- _Exercise brief_:
Reproduce each line from the records that holds "marker".

- _Dataset records_:
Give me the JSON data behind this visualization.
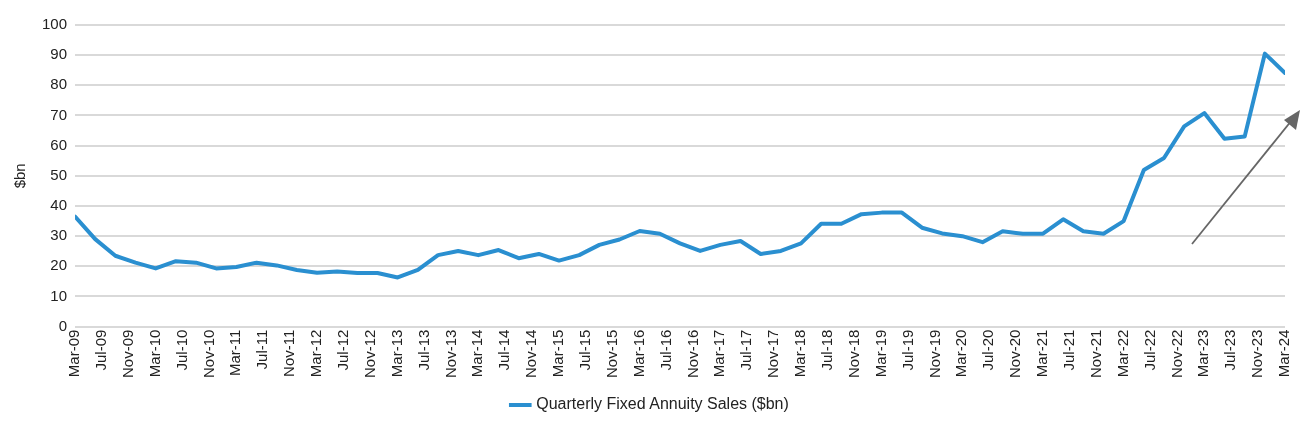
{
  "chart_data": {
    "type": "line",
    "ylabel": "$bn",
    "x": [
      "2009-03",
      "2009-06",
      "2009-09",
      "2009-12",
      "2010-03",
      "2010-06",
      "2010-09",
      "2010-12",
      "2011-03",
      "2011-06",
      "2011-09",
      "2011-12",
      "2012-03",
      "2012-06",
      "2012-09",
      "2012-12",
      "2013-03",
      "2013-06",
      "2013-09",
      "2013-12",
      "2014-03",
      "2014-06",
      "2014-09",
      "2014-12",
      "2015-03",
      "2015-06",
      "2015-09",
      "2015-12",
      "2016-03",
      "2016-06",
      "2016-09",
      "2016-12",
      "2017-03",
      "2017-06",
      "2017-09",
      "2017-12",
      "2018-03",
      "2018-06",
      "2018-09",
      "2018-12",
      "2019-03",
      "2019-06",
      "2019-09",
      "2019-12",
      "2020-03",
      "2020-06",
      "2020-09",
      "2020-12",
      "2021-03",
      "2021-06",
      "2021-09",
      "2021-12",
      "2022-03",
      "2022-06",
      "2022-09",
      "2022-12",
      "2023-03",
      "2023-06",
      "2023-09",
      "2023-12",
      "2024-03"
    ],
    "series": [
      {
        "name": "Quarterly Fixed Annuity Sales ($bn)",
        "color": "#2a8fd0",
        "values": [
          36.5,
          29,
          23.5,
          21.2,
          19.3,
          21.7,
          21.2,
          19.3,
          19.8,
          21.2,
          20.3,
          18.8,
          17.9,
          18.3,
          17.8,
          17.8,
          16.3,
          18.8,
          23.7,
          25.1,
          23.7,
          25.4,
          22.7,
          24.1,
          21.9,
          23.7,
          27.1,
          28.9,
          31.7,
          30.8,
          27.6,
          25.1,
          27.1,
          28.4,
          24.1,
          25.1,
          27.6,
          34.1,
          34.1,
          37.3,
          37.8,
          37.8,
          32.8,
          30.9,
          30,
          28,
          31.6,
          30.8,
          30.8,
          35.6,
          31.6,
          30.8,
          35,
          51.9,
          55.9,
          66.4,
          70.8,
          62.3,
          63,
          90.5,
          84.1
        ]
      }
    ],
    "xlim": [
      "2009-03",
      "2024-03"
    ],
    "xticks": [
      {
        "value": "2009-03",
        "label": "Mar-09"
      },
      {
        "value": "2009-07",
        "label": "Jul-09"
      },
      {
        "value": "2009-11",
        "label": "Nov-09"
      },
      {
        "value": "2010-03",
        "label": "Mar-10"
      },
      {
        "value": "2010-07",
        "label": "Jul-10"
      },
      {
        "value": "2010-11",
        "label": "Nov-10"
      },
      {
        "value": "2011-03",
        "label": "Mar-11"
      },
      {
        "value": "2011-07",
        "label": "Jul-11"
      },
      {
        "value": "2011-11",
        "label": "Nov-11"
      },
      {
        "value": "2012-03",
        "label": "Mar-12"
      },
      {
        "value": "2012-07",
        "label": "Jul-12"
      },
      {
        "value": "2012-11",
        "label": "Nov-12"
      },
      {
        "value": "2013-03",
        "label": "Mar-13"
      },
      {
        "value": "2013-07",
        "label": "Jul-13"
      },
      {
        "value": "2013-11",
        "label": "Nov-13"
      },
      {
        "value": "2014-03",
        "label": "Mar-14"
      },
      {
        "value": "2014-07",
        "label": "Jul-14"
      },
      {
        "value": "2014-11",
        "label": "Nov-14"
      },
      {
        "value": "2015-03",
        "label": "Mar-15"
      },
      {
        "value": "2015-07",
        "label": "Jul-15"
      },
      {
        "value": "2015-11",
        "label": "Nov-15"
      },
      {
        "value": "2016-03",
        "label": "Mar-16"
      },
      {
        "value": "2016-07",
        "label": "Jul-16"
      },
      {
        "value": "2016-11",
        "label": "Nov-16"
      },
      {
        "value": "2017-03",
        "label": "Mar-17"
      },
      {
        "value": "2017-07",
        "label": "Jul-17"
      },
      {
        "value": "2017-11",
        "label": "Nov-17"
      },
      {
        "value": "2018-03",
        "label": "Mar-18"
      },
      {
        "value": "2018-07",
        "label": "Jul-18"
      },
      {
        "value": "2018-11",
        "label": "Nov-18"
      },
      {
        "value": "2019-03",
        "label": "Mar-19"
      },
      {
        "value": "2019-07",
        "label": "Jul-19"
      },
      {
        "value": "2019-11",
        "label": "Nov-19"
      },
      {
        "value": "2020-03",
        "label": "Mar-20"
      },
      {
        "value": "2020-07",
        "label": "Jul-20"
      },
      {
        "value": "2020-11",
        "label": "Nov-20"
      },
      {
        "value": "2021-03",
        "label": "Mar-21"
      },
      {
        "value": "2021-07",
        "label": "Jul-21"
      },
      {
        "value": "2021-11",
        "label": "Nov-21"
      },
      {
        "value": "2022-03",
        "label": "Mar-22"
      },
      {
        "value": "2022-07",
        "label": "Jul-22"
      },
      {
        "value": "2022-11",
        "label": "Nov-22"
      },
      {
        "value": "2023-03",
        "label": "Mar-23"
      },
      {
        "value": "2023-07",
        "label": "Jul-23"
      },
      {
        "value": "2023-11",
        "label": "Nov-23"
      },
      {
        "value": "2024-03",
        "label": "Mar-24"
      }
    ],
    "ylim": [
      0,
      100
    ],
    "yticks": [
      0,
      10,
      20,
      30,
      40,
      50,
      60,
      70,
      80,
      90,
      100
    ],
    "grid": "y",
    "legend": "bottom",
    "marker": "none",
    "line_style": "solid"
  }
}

==

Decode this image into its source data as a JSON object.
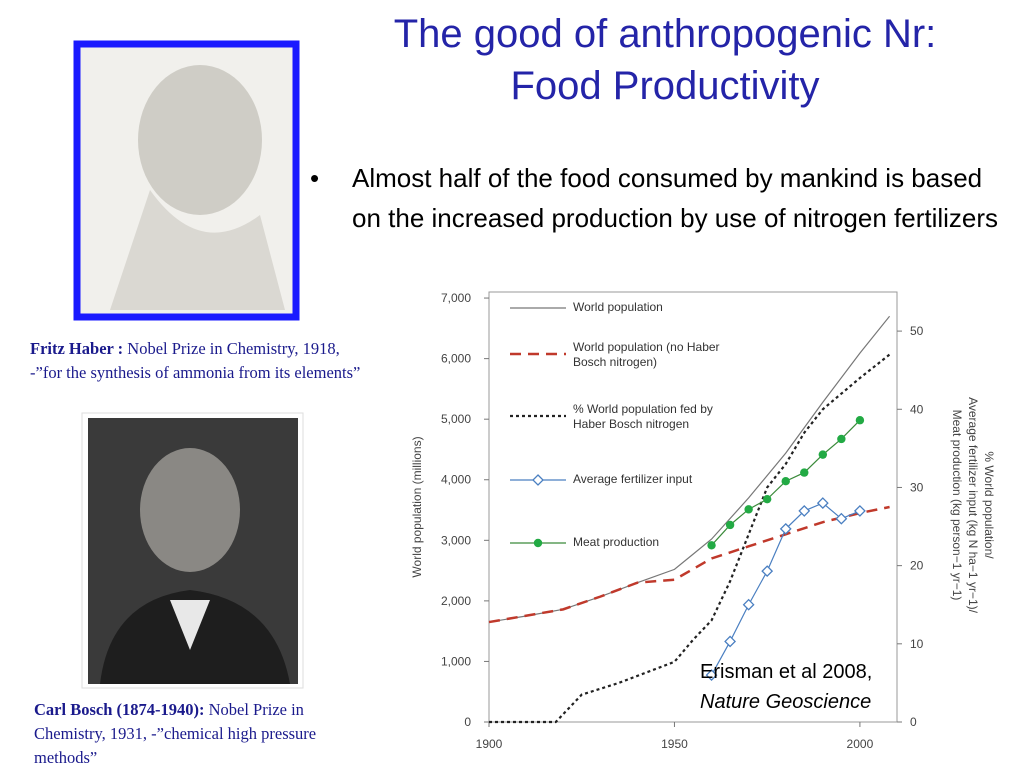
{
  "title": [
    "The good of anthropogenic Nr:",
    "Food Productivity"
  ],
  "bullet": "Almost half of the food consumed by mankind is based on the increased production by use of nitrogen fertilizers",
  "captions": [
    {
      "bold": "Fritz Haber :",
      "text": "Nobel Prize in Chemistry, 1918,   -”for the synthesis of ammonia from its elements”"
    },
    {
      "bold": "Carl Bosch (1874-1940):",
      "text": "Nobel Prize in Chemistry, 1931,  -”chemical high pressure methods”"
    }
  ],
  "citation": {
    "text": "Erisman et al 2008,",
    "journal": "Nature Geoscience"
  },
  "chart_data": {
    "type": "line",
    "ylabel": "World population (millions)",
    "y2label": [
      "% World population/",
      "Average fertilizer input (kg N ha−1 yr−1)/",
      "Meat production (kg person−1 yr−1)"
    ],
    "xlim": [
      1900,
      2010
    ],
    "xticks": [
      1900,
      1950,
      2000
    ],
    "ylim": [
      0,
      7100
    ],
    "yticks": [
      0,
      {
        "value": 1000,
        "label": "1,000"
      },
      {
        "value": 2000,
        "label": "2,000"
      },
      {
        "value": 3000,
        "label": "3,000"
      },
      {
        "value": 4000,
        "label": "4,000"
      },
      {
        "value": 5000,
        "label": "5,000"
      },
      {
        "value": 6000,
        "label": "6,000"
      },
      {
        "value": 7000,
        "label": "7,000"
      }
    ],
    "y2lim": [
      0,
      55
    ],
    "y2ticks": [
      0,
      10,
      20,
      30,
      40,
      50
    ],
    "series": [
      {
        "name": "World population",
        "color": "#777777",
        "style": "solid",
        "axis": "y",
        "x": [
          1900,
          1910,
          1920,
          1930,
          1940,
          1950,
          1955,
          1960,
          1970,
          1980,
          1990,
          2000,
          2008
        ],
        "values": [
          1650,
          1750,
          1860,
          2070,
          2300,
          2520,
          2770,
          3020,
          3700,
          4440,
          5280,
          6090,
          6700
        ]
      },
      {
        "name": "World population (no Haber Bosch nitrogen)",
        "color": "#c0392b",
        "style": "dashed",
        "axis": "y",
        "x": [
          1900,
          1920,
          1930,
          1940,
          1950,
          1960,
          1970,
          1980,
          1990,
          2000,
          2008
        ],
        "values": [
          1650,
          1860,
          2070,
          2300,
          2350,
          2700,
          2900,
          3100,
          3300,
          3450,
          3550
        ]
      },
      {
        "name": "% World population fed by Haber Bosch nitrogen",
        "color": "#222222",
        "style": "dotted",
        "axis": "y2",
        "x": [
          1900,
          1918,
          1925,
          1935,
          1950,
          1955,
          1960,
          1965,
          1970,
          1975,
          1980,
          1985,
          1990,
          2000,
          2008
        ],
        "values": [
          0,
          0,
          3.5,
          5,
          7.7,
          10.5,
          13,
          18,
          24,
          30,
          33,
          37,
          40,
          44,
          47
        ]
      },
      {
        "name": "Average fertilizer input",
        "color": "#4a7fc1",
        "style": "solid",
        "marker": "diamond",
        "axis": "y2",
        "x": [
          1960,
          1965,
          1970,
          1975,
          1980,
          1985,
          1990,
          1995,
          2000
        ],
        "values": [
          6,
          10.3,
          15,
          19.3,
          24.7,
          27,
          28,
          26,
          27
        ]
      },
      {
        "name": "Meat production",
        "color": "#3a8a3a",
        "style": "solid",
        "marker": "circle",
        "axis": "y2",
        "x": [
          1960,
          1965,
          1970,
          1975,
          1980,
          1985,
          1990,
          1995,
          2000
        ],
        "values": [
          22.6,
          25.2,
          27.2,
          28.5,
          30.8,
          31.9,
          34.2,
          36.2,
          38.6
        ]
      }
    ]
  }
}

- _Exercise response_:
    "marker": "none",
        "marker": "diamond",
        "marker": "circle",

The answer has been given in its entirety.